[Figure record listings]
»»
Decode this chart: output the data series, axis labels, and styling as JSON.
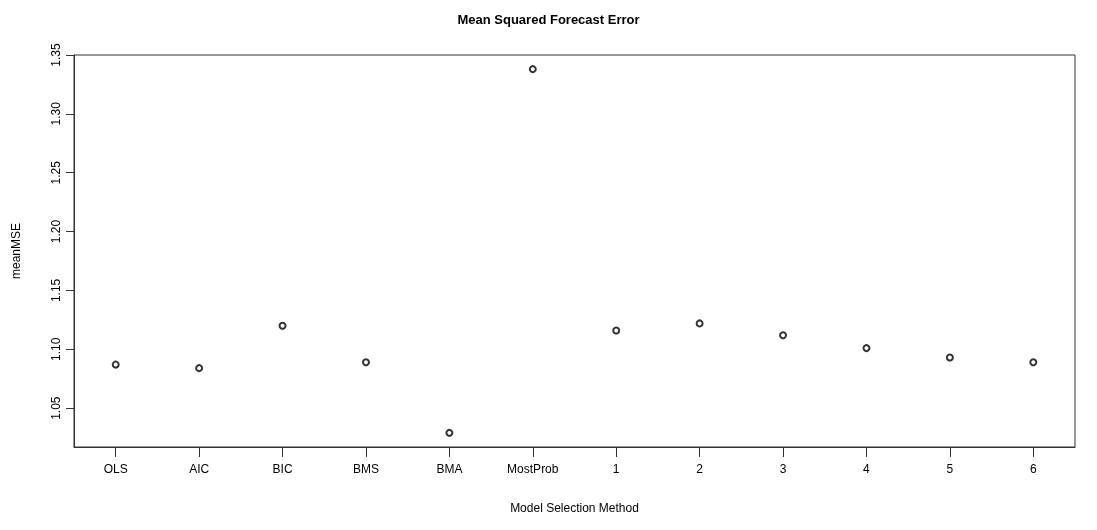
{
  "chart_data": {
    "type": "scatter",
    "title": "Mean Squared Forecast Error",
    "xlabel": "Model Selection Method",
    "ylabel": "meanMSE",
    "categories": [
      "OLS",
      "AIC",
      "BIC",
      "BMS",
      "BMA",
      "MostProb",
      "1",
      "2",
      "3",
      "4",
      "5",
      "6"
    ],
    "values": [
      1.087,
      1.084,
      1.12,
      1.089,
      1.029,
      1.338,
      1.116,
      1.122,
      1.112,
      1.101,
      1.093,
      1.089
    ],
    "color": "#000000",
    "marker": "circle",
    "ylim": [
      1.017,
      1.35
    ],
    "yticks": [
      1.05,
      {
        "value": 1.1,
        "label": "1.10"
      },
      1.15,
      {
        "value": 1.2,
        "label": "1.20"
      },
      1.25,
      {
        "value": 1.3,
        "label": "1.30"
      },
      1.35
    ],
    "grid": false
  }
}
««
YOUR TASK = Write the records above out again exactly, with no pictures in your copy.

PROBLEM SOLUTION =
Decode this chart: output the data series, axis labels, and styling as JSON.
{
  "chart_data": {
    "type": "scatter",
    "title": "Mean Squared Forecast Error",
    "xlabel": "Model Selection Method",
    "ylabel": "meanMSE",
    "categories": [
      "OLS",
      "AIC",
      "BIC",
      "BMS",
      "BMA",
      "MostProb",
      "1",
      "2",
      "3",
      "4",
      "5",
      "6"
    ],
    "values": [
      1.087,
      1.084,
      1.12,
      1.089,
      1.029,
      1.338,
      1.116,
      1.122,
      1.112,
      1.101,
      1.093,
      1.089
    ],
    "color": "#000000",
    "marker": "circle",
    "ylim": [
      1.017,
      1.35
    ],
    "yticks": [
      1.05,
      {
        "value": 1.1,
        "label": "1.10"
      },
      1.15,
      {
        "value": 1.2,
        "label": "1.20"
      },
      1.25,
      {
        "value": 1.3,
        "label": "1.30"
      },
      1.35
    ],
    "grid": false
  }
}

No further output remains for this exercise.